Strip the pictures and reproduce the rest of the listing exactly.

┄┄┄┄┄┄

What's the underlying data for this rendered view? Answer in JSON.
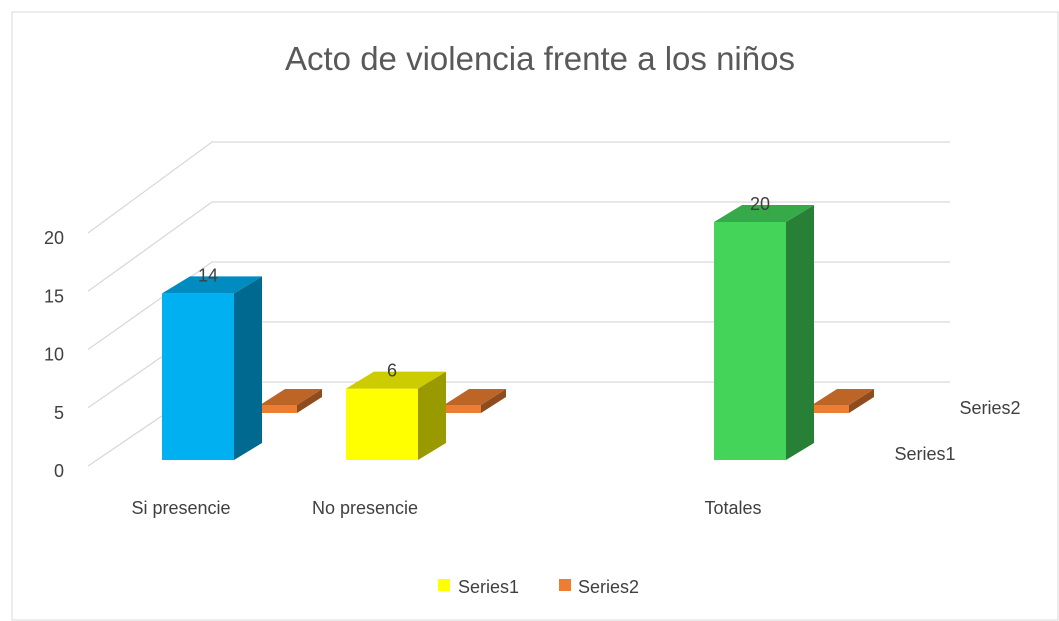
{
  "chart_data": {
    "type": "bar3d",
    "title": "Acto de violencia frente a los niños",
    "categories": [
      "Si presencie",
      "No presencie",
      null,
      "Totales"
    ],
    "series": [
      {
        "name": "Series1",
        "color": "#ffff00",
        "colors": [
          "#00b0f0",
          "#ffff00",
          null,
          "#44d45a"
        ],
        "values": [
          14,
          6,
          null,
          20
        ]
      },
      {
        "name": "Series2",
        "color": "#ed7d31",
        "values": [
          1,
          1,
          null,
          1
        ]
      }
    ],
    "ylim": [
      0,
      20
    ],
    "yticks": [
      0,
      5,
      10,
      15,
      20
    ],
    "grid": true,
    "legend": "bottom"
  }
}
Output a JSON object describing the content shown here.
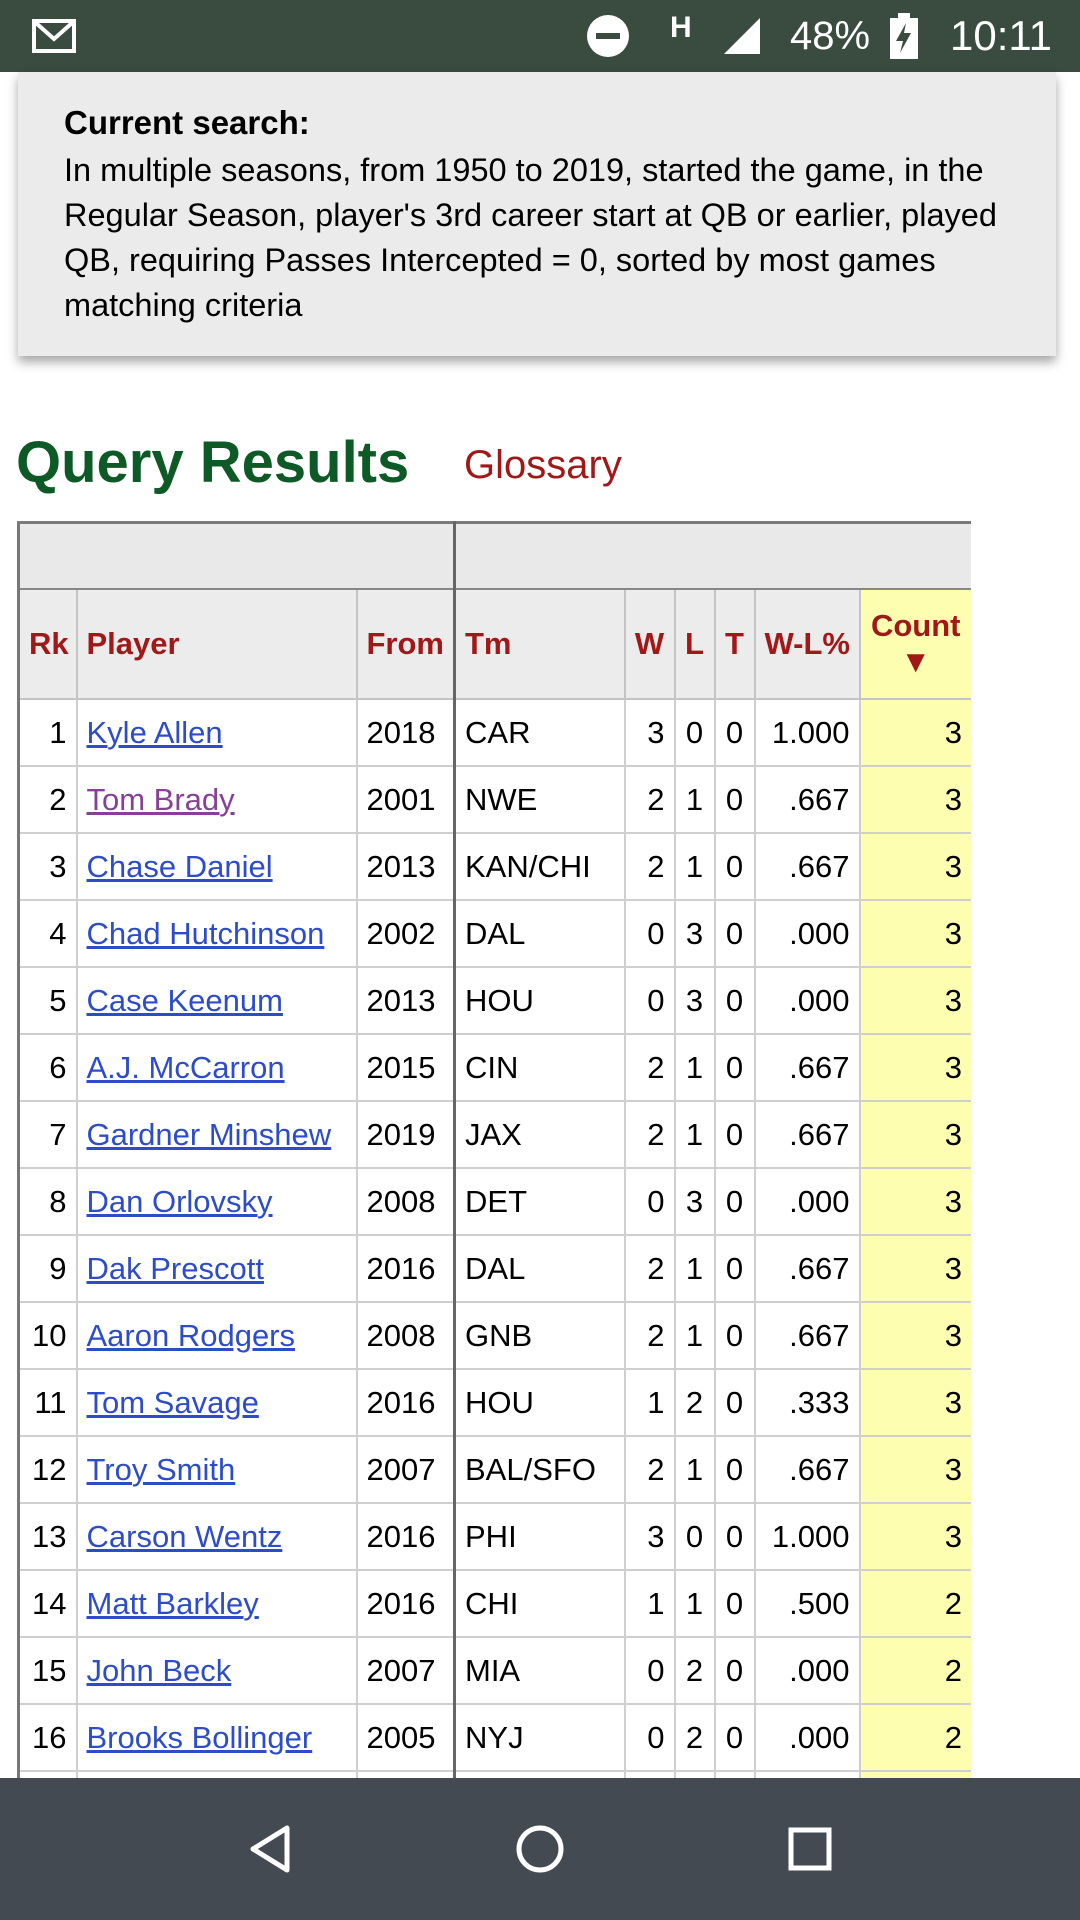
{
  "status_bar": {
    "battery_percent": "48%",
    "clock": "10:11",
    "network_type": "H",
    "icons": [
      "gmail-icon",
      "do-not-disturb-icon",
      "signal-icon",
      "battery-charging-icon"
    ]
  },
  "search": {
    "label": "Current search:",
    "description": "In multiple seasons, from 1950 to 2019, started the game, in the Regular Season, player's 3rd career start at QB or earlier, played QB, requiring Passes Intercepted = 0, sorted by most games matching criteria"
  },
  "results": {
    "title": "Query Results",
    "glossary_link": "Glossary"
  },
  "table": {
    "headers": {
      "rk": "Rk",
      "player": "Player",
      "from": "From",
      "tm": "Tm",
      "w": "W",
      "l": "L",
      "t": "T",
      "wlpct": "W-L%",
      "count": "Count",
      "sort_arrow": "▼"
    },
    "rows": [
      {
        "rk": "1",
        "player": "Kyle Allen",
        "from": "2018",
        "tm": "CAR",
        "w": "3",
        "l": "0",
        "t": "0",
        "wlpct": "1.000",
        "count": "3"
      },
      {
        "rk": "2",
        "player": "Tom Brady",
        "from": "2001",
        "tm": "NWE",
        "w": "2",
        "l": "1",
        "t": "0",
        "wlpct": ".667",
        "count": "3"
      },
      {
        "rk": "3",
        "player": "Chase Daniel",
        "from": "2013",
        "tm": "KAN/CHI",
        "w": "2",
        "l": "1",
        "t": "0",
        "wlpct": ".667",
        "count": "3"
      },
      {
        "rk": "4",
        "player": "Chad Hutchinson",
        "from": "2002",
        "tm": "DAL",
        "w": "0",
        "l": "3",
        "t": "0",
        "wlpct": ".000",
        "count": "3"
      },
      {
        "rk": "5",
        "player": "Case Keenum",
        "from": "2013",
        "tm": "HOU",
        "w": "0",
        "l": "3",
        "t": "0",
        "wlpct": ".000",
        "count": "3"
      },
      {
        "rk": "6",
        "player": "A.J. McCarron",
        "from": "2015",
        "tm": "CIN",
        "w": "2",
        "l": "1",
        "t": "0",
        "wlpct": ".667",
        "count": "3"
      },
      {
        "rk": "7",
        "player": "Gardner Minshew",
        "from": "2019",
        "tm": "JAX",
        "w": "2",
        "l": "1",
        "t": "0",
        "wlpct": ".667",
        "count": "3"
      },
      {
        "rk": "8",
        "player": "Dan Orlovsky",
        "from": "2008",
        "tm": "DET",
        "w": "0",
        "l": "3",
        "t": "0",
        "wlpct": ".000",
        "count": "3"
      },
      {
        "rk": "9",
        "player": "Dak Prescott",
        "from": "2016",
        "tm": "DAL",
        "w": "2",
        "l": "1",
        "t": "0",
        "wlpct": ".667",
        "count": "3"
      },
      {
        "rk": "10",
        "player": "Aaron Rodgers",
        "from": "2008",
        "tm": "GNB",
        "w": "2",
        "l": "1",
        "t": "0",
        "wlpct": ".667",
        "count": "3"
      },
      {
        "rk": "11",
        "player": "Tom Savage",
        "from": "2016",
        "tm": "HOU",
        "w": "1",
        "l": "2",
        "t": "0",
        "wlpct": ".333",
        "count": "3"
      },
      {
        "rk": "12",
        "player": "Troy Smith",
        "from": "2007",
        "tm": "BAL/SFO",
        "w": "2",
        "l": "1",
        "t": "0",
        "wlpct": ".667",
        "count": "3"
      },
      {
        "rk": "13",
        "player": "Carson Wentz",
        "from": "2016",
        "tm": "PHI",
        "w": "3",
        "l": "0",
        "t": "0",
        "wlpct": "1.000",
        "count": "3"
      },
      {
        "rk": "14",
        "player": "Matt Barkley",
        "from": "2016",
        "tm": "CHI",
        "w": "1",
        "l": "1",
        "t": "0",
        "wlpct": ".500",
        "count": "2"
      },
      {
        "rk": "15",
        "player": "John Beck",
        "from": "2007",
        "tm": "MIA",
        "w": "0",
        "l": "2",
        "t": "0",
        "wlpct": ".000",
        "count": "2"
      },
      {
        "rk": "16",
        "player": "Brooks Bollinger",
        "from": "2005",
        "tm": "NYJ",
        "w": "0",
        "l": "2",
        "t": "0",
        "wlpct": ".000",
        "count": "2"
      },
      {
        "rk": "",
        "player": "",
        "from": "",
        "tm": "",
        "w": "",
        "l": "",
        "t": "",
        "wlpct": "",
        "count": ""
      }
    ],
    "visited_player": "Tom Brady"
  },
  "colors": {
    "status_bar": "#3a4c40",
    "title_green": "#0d5a26",
    "header_red": "#a01818",
    "link_blue": "#2d4cc9",
    "link_visited": "#864196",
    "count_highlight": "#fefeb1",
    "nav_bar": "#434a52"
  },
  "nav_bar": {
    "icons": [
      "back-icon",
      "home-icon",
      "recents-icon"
    ]
  }
}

┄┄┄┄┄┄

- _Task result_:
What's the underlying data for this rendered view? Answer in JSON.
{
  "chart_data": {
    "type": "bar3d",
    "title": "Acto de violencia frente a los niños",
    "categories": [
      "Si presencie",
      "No presencie",
      null,
      "Totales"
    ],
    "series": [
      {
        "name": "Series1",
        "color": "#ffff00",
        "colors": [
          "#00b0f0",
          "#ffff00",
          null,
          "#44d45a"
        ],
        "values": [
          14,
          6,
          null,
          20
        ]
      },
      {
        "name": "Series2",
        "color": "#ed7d31",
        "values": [
          1,
          1,
          null,
          1
        ]
      }
    ],
    "ylim": [
      0,
      20
    ],
    "yticks": [
      0,
      5,
      10,
      15,
      20
    ],
    "grid": true,
    "legend": "bottom"
  }
}
Output a JSON object describing the content shown here.
{
  "status_bar": {
    "battery_percent": "48%",
    "clock": "10:11",
    "network_type": "H",
    "icons": [
      "gmail-icon",
      "do-not-disturb-icon",
      "signal-icon",
      "battery-charging-icon"
    ]
  },
  "search": {
    "label": "Current search:",
    "description": "In multiple seasons, from 1950 to 2019, started the game, in the Regular Season, player's 3rd career start at QB or earlier, played QB, requiring Passes Intercepted = 0, sorted by most games matching criteria"
  },
  "results": {
    "title": "Query Results",
    "glossary_link": "Glossary"
  },
  "table": {
    "headers": {
      "rk": "Rk",
      "player": "Player",
      "from": "From",
      "tm": "Tm",
      "w": "W",
      "l": "L",
      "t": "T",
      "wlpct": "W-L%",
      "count": "Count",
      "sort_arrow": "▼"
    },
    "rows": [
      {
        "rk": "1",
        "player": "Kyle Allen",
        "from": "2018",
        "tm": "CAR",
        "w": "3",
        "l": "0",
        "t": "0",
        "wlpct": "1.000",
        "count": "3"
      },
      {
        "rk": "2",
        "player": "Tom Brady",
        "from": "2001",
        "tm": "NWE",
        "w": "2",
        "l": "1",
        "t": "0",
        "wlpct": ".667",
        "count": "3"
      },
      {
        "rk": "3",
        "player": "Chase Daniel",
        "from": "2013",
        "tm": "KAN/CHI",
        "w": "2",
        "l": "1",
        "t": "0",
        "wlpct": ".667",
        "count": "3"
      },
      {
        "rk": "4",
        "player": "Chad Hutchinson",
        "from": "2002",
        "tm": "DAL",
        "w": "0",
        "l": "3",
        "t": "0",
        "wlpct": ".000",
        "count": "3"
      },
      {
        "rk": "5",
        "player": "Case Keenum",
        "from": "2013",
        "tm": "HOU",
        "w": "0",
        "l": "3",
        "t": "0",
        "wlpct": ".000",
        "count": "3"
      },
      {
        "rk": "6",
        "player": "A.J. McCarron",
        "from": "2015",
        "tm": "CIN",
        "w": "2",
        "l": "1",
        "t": "0",
        "wlpct": ".667",
        "count": "3"
      },
      {
        "rk": "7",
        "player": "Gardner Minshew",
        "from": "2019",
        "tm": "JAX",
        "w": "2",
        "l": "1",
        "t": "0",
        "wlpct": ".667",
        "count": "3"
      },
      {
        "rk": "8",
        "player": "Dan Orlovsky",
        "from": "2008",
        "tm": "DET",
        "w": "0",
        "l": "3",
        "t": "0",
        "wlpct": ".000",
        "count": "3"
      },
      {
        "rk": "9",
        "player": "Dak Prescott",
        "from": "2016",
        "tm": "DAL",
        "w": "2",
        "l": "1",
        "t": "0",
        "wlpct": ".667",
        "count": "3"
      },
      {
        "rk": "10",
        "player": "Aaron Rodgers",
        "from": "2008",
        "tm": "GNB",
        "w": "2",
        "l": "1",
        "t": "0",
        "wlpct": ".667",
        "count": "3"
      },
      {
        "rk": "11",
        "player": "Tom Savage",
        "from": "2016",
        "tm": "HOU",
        "w": "1",
        "l": "2",
        "t": "0",
        "wlpct": ".333",
        "count": "3"
      },
      {
        "rk": "12",
        "player": "Troy Smith",
        "from": "2007",
        "tm": "BAL/SFO",
        "w": "2",
        "l": "1",
        "t": "0",
        "wlpct": ".667",
        "count": "3"
      },
      {
        "rk": "13",
        "player": "Carson Wentz",
        "from": "2016",
        "tm": "PHI",
        "w": "3",
        "l": "0",
        "t": "0",
        "wlpct": "1.000",
        "count": "3"
      },
      {
        "rk": "14",
        "player": "Matt Barkley",
        "from": "2016",
        "tm": "CHI",
        "w": "1",
        "l": "1",
        "t": "0",
        "wlpct": ".500",
        "count": "2"
      },
      {
        "rk": "15",
        "player": "John Beck",
        "from": "2007",
        "tm": "MIA",
        "w": "0",
        "l": "2",
        "t": "0",
        "wlpct": ".000",
        "count": "2"
      },
      {
        "rk": "16",
        "player": "Brooks Bollinger",
        "from": "2005",
        "tm": "NYJ",
        "w": "0",
        "l": "2",
        "t": "0",
        "wlpct": ".000",
        "count": "2"
      },
      {
        "rk": "",
        "player": "",
        "from": "",
        "tm": "",
        "w": "",
        "l": "",
        "t": "",
        "wlpct": "",
        "count": ""
      }
    ],
    "visited_player": "Tom Brady"
  },
  "colors": {
    "status_bar": "#3a4c40",
    "title_green": "#0d5a26",
    "header_red": "#a01818",
    "link_blue": "#2d4cc9",
    "link_visited": "#864196",
    "count_highlight": "#fefeb1",
    "nav_bar": "#434a52"
  },
  "nav_bar": {
    "icons": [
      "back-icon",
      "home-icon",
      "recents-icon"
    ]
  }
}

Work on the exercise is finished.